Figure dataset records:
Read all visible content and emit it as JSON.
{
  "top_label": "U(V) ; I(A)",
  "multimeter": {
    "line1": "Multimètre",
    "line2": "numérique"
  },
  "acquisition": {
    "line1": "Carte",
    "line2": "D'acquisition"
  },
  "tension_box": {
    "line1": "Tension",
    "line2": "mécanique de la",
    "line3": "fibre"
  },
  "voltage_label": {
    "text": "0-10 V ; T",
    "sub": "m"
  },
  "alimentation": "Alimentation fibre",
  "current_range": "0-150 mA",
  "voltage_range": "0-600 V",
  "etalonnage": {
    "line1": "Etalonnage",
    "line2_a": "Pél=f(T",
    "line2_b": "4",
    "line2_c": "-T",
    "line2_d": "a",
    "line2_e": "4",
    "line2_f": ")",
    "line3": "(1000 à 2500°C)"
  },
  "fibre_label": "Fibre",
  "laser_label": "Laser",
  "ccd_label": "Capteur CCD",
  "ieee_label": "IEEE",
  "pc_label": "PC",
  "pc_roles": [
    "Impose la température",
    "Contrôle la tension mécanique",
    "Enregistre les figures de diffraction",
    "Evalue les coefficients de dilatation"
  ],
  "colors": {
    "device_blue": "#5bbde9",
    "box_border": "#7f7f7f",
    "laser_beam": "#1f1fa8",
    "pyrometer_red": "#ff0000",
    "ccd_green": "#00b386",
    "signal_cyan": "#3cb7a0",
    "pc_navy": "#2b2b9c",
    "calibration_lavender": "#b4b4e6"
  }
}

Written exercise: The whole listing above needs to be written out again exactly.

Output of the exercise:
Read all visible content and emit it as JSON.
{
  "top_label": "U(V) ; I(A)",
  "multimeter": {
    "line1": "Multimètre",
    "line2": "numérique"
  },
  "acquisition": {
    "line1": "Carte",
    "line2": "D'acquisition"
  },
  "tension_box": {
    "line1": "Tension",
    "line2": "mécanique de la",
    "line3": "fibre"
  },
  "voltage_label": {
    "text": "0-10 V ; T",
    "sub": "m"
  },
  "alimentation": "Alimentation fibre",
  "current_range": "0-150 mA",
  "voltage_range": "0-600 V",
  "etalonnage": {
    "line1": "Etalonnage",
    "line2_a": "Pél=f(T",
    "line2_b": "4",
    "line2_c": "-T",
    "line2_d": "a",
    "line2_e": "4",
    "line2_f": ")",
    "line3": "(1000 à 2500°C)"
  },
  "fibre_label": "Fibre",
  "laser_label": "Laser",
  "ccd_label": "Capteur CCD",
  "ieee_label": "IEEE",
  "pc_label": "PC",
  "pc_roles": [
    "Impose la température",
    "Contrôle la tension mécanique",
    "Enregistre les figures de diffraction",
    "Evalue les coefficients de dilatation"
  ],
  "colors": {
    "device_blue": "#5bbde9",
    "box_border": "#7f7f7f",
    "laser_beam": "#1f1fa8",
    "pyrometer_red": "#ff0000",
    "ccd_green": "#00b386",
    "signal_cyan": "#3cb7a0",
    "pc_navy": "#2b2b9c",
    "calibration_lavender": "#b4b4e6"
  }
}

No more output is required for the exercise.